-- Begin RECORDS PROVIDED --
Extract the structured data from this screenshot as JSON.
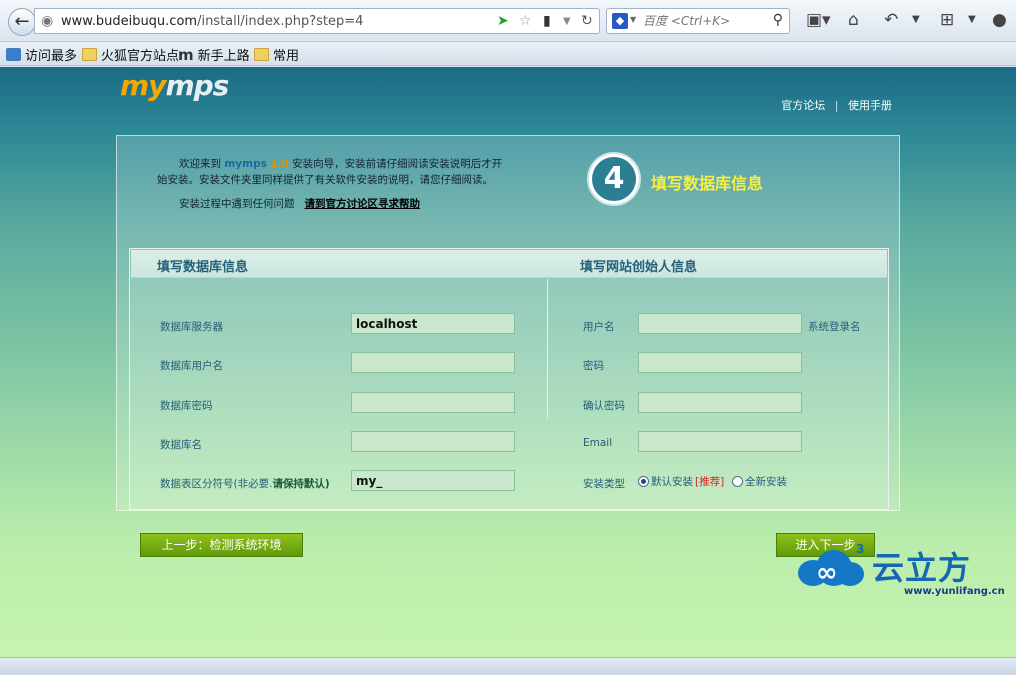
{
  "browser": {
    "url_host": "www.budeibuqu.com",
    "url_path": "/install/index.php?step=4",
    "search_placeholder": "百度 <Ctrl+K>",
    "bookmarks": [
      {
        "label": "访问最多",
        "icon": "most-visited-icon"
      },
      {
        "label": "火狐官方站点",
        "icon": "folder-icon"
      },
      {
        "label": "新手上路",
        "icon": "m-icon"
      },
      {
        "label": "常用",
        "icon": "folder-icon"
      }
    ]
  },
  "header": {
    "logo_my": "my",
    "logo_mps": "mps",
    "links": [
      "官方论坛",
      "|",
      "使用手册"
    ]
  },
  "intro": {
    "welcome_pre": "欢迎来到",
    "brand": "mymps",
    "version": "1.0",
    "welcome_post": "安装向导，安装前请仔细阅读安装说明后才开始安装。安装文件夹里同样提供了有关软件安装的说明，请您仔细阅读。",
    "problem": "安装过程中遇到任何问题",
    "help_link": "请到官方讨论区寻求帮助"
  },
  "step": {
    "number": "4",
    "title": "填写数据库信息"
  },
  "form": {
    "db_heading": "填写数据库信息",
    "admin_heading": "填写网站创始人信息",
    "db_fields": [
      {
        "label": "数据库服务器",
        "value": "localhost"
      },
      {
        "label": "数据库用户名",
        "value": ""
      },
      {
        "label": "数据库密码",
        "value": ""
      },
      {
        "label": "数据库名",
        "value": ""
      },
      {
        "label_pre": "数据表区分符号(非必要.",
        "label_em": "请保持默认)",
        "value": "my_"
      }
    ],
    "admin_fields": [
      {
        "label": "用户名",
        "value": "",
        "hint": "系统登录名"
      },
      {
        "label": "密码",
        "value": ""
      },
      {
        "label": "确认密码",
        "value": ""
      },
      {
        "label": "Email",
        "value": ""
      }
    ],
    "install_type": {
      "label": "安装类型",
      "option1": "默认安装",
      "option1_tag": "[推荐]",
      "option2": "全新安装",
      "selected": "默认安装"
    }
  },
  "buttons": {
    "prev": "上一步：检测系统环境",
    "next": "进入下一步"
  },
  "watermark": {
    "superscript": "3",
    "brand": "云立方",
    "url": "www.yunlifang.cn"
  },
  "colors": {
    "accent_yellow": "#f7ef44",
    "button_green": "#6fa812",
    "logo_orange": "#f5a800"
  }
}
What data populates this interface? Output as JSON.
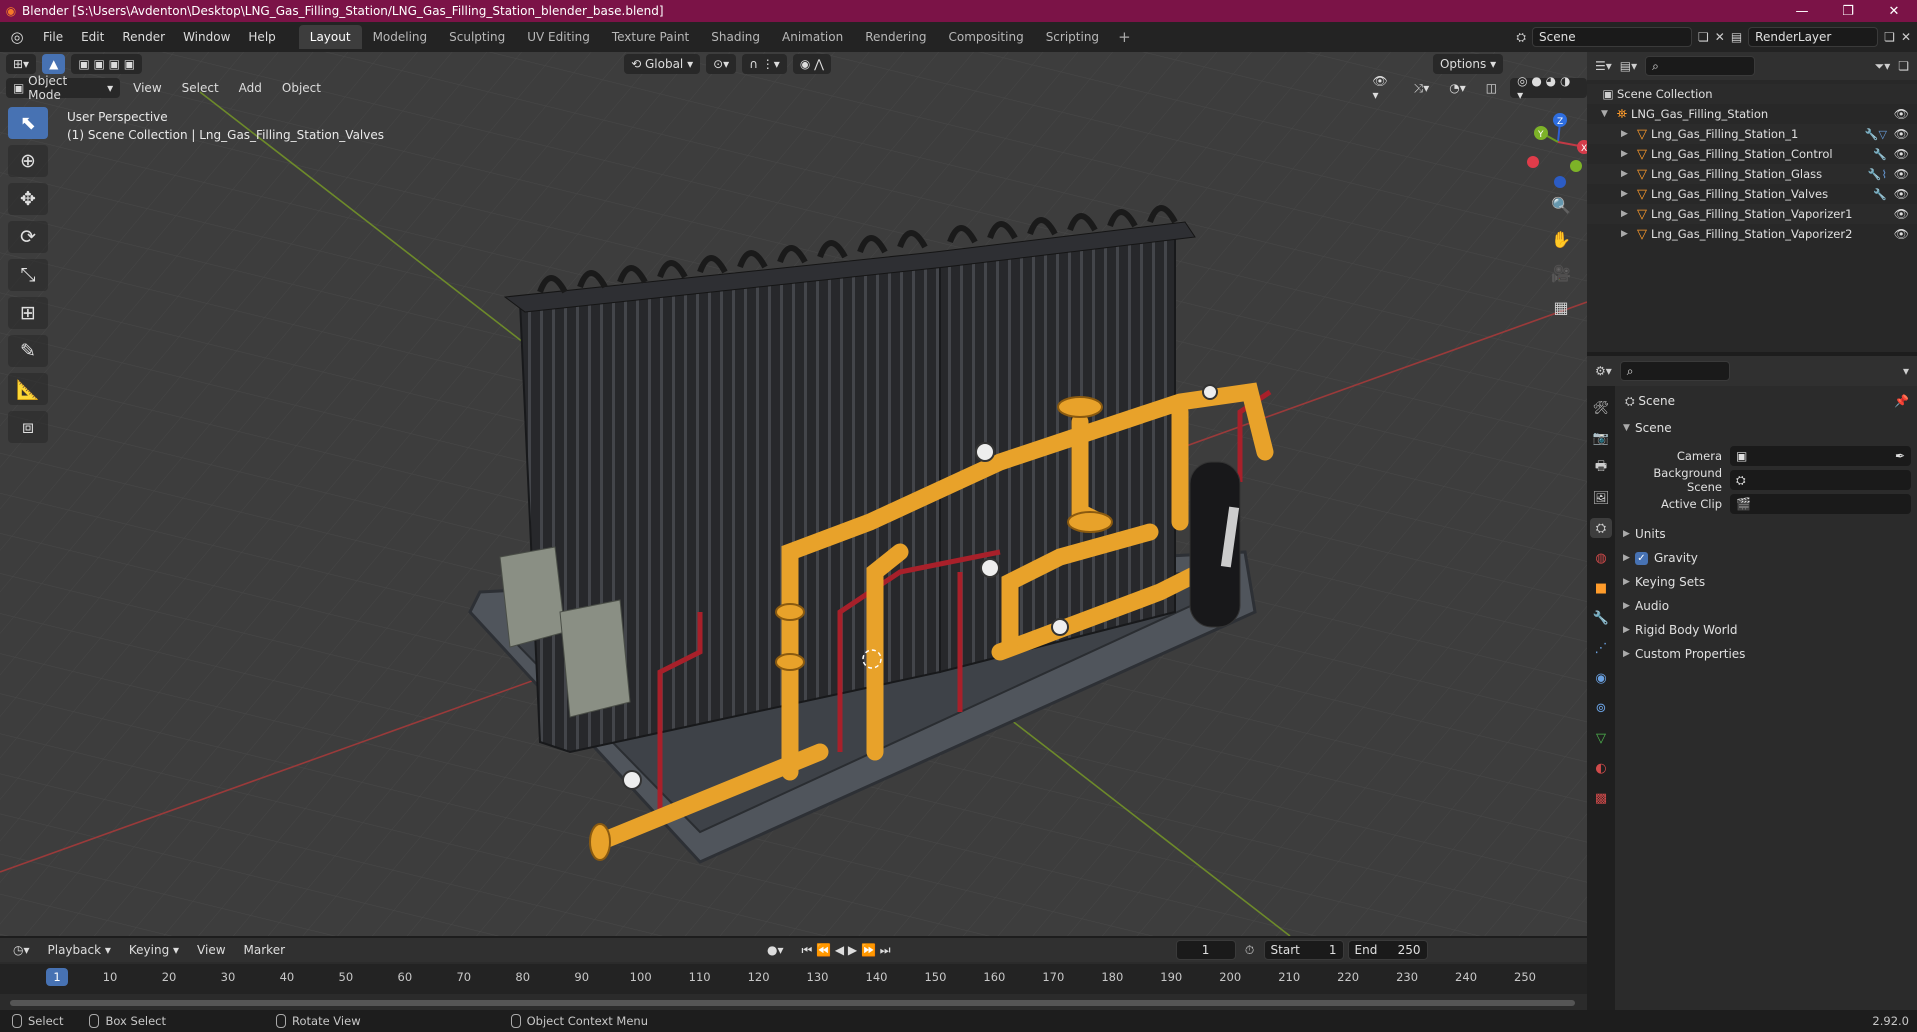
{
  "app": {
    "title": "Blender [S:\\Users\\Avdenton\\Desktop\\LNG_Gas_Filling_Station/LNG_Gas_Filling_Station_blender_base.blend]",
    "version": "2.92.0"
  },
  "menubar": {
    "items": [
      "File",
      "Edit",
      "Render",
      "Window",
      "Help"
    ],
    "workspaces": [
      "Layout",
      "Modeling",
      "Sculpting",
      "UV Editing",
      "Texture Paint",
      "Shading",
      "Animation",
      "Rendering",
      "Compositing",
      "Scripting"
    ],
    "active_workspace": "Layout",
    "scene": "Scene",
    "view_layer": "RenderLayer"
  },
  "viewport": {
    "mode": "Object Mode",
    "menus": [
      "View",
      "Select",
      "Add",
      "Object"
    ],
    "transform_orientation": "Global",
    "options_label": "Options",
    "info_line1": "User Perspective",
    "info_line2": "(1) Scene Collection | Lng_Gas_Filling_Station_Valves",
    "gizmo_axes": [
      "X",
      "Y",
      "Z"
    ]
  },
  "outliner": {
    "root": "Scene Collection",
    "collection": "LNG_Gas_Filling_Station",
    "objects": [
      "Lng_Gas_Filling_Station_1",
      "Lng_Gas_Filling_Station_Control",
      "Lng_Gas_Filling_Station_Glass",
      "Lng_Gas_Filling_Station_Valves",
      "Lng_Gas_Filling_Station_Vaporizer1",
      "Lng_Gas_Filling_Station_Vaporizer2"
    ]
  },
  "properties": {
    "context": "Scene",
    "panel_title": "Scene",
    "fields": [
      {
        "label": "Camera",
        "value": ""
      },
      {
        "label": "Background Scene",
        "value": ""
      },
      {
        "label": "Active Clip",
        "value": ""
      }
    ],
    "sections": [
      "Units",
      "Gravity",
      "Keying Sets",
      "Audio",
      "Rigid Body World",
      "Custom Properties"
    ]
  },
  "timeline": {
    "menus": [
      "Playback",
      "Keying",
      "View",
      "Marker"
    ],
    "current_frame": "1",
    "start_label": "Start",
    "start": "1",
    "end_label": "End",
    "end": "250",
    "ruler": [
      "1",
      "10",
      "20",
      "30",
      "40",
      "50",
      "60",
      "70",
      "80",
      "90",
      "100",
      "110",
      "120",
      "130",
      "140",
      "150",
      "160",
      "170",
      "180",
      "190",
      "200",
      "210",
      "220",
      "230",
      "240",
      "250"
    ]
  },
  "statusbar": {
    "select": "Select",
    "box_select": "Box Select",
    "rotate_view": "Rotate View",
    "context_menu": "Object Context Menu"
  }
}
-- End RECORDS PROVIDED --
--- EXERCISE ---
From the entries above, extract every line where the word "data" appears.

--- FULL RESPONSE ---
Extract the structured data from this screenshot as JSON.
What data populates this interface? Output as JSON.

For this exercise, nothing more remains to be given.